[start Extracted entries]

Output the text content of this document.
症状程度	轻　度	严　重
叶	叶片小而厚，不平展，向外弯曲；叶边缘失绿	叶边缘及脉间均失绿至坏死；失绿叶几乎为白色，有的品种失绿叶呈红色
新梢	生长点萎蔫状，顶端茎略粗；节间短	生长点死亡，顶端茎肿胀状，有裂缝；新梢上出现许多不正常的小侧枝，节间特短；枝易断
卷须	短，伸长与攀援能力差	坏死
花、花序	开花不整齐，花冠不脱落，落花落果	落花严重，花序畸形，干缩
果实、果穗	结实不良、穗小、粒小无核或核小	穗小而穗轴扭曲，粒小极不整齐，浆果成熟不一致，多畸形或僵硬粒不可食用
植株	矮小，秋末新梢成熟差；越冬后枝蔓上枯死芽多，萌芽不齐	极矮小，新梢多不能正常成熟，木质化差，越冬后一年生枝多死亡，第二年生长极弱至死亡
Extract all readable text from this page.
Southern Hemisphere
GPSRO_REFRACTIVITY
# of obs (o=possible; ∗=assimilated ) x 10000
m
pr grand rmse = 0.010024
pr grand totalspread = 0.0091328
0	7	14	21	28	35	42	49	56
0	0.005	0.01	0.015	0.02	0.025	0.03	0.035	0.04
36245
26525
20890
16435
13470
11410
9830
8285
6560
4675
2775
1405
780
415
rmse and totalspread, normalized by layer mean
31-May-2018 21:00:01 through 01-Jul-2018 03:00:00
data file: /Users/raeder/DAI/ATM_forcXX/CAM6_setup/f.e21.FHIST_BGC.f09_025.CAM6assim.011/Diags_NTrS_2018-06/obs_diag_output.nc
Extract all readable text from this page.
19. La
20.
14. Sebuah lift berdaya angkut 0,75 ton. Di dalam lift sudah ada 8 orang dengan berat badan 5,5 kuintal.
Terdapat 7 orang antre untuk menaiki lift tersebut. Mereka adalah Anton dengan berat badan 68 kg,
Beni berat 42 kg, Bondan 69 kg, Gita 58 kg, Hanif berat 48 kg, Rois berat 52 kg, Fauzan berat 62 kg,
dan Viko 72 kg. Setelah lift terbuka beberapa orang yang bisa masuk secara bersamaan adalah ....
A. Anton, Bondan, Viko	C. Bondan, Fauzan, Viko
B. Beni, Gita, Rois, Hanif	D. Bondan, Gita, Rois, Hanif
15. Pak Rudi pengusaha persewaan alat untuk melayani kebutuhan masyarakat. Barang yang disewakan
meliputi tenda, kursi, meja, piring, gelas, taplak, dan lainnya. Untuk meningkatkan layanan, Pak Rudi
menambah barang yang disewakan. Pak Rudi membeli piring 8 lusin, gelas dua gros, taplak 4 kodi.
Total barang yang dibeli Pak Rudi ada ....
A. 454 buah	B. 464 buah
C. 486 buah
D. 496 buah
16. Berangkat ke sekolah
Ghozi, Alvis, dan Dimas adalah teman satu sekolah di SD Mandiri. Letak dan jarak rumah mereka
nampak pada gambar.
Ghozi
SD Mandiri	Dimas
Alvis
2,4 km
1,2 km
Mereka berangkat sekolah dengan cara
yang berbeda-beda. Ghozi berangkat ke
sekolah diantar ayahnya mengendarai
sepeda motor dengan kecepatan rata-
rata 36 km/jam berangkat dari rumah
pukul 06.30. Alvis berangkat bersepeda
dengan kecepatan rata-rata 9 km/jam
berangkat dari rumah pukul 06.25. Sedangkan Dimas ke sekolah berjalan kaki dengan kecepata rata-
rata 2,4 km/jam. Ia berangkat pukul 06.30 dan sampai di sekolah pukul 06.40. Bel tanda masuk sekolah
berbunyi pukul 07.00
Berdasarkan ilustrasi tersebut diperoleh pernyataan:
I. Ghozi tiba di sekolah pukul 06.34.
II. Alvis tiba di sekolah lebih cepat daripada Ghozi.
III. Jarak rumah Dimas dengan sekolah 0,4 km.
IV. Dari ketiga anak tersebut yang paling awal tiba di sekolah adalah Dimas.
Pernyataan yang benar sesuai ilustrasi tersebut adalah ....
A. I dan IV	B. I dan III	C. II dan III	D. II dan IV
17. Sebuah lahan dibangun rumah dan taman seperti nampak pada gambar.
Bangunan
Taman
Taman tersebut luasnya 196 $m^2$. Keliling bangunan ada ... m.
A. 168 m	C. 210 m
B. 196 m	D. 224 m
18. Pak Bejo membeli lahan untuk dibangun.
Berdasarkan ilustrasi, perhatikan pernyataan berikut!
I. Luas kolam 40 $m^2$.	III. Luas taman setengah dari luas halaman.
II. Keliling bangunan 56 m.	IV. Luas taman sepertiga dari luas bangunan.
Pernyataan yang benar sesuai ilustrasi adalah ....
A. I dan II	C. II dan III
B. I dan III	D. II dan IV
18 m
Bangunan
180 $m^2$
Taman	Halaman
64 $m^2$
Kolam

[end Extracted entries]

Instructions to follow: Show the lines that mention the word "benar".

Solution below:
Pernyataan yang benar sesuai ilustrasi tersebut adalah ....
Pernyataan yang benar sesuai ilustrasi adalah ....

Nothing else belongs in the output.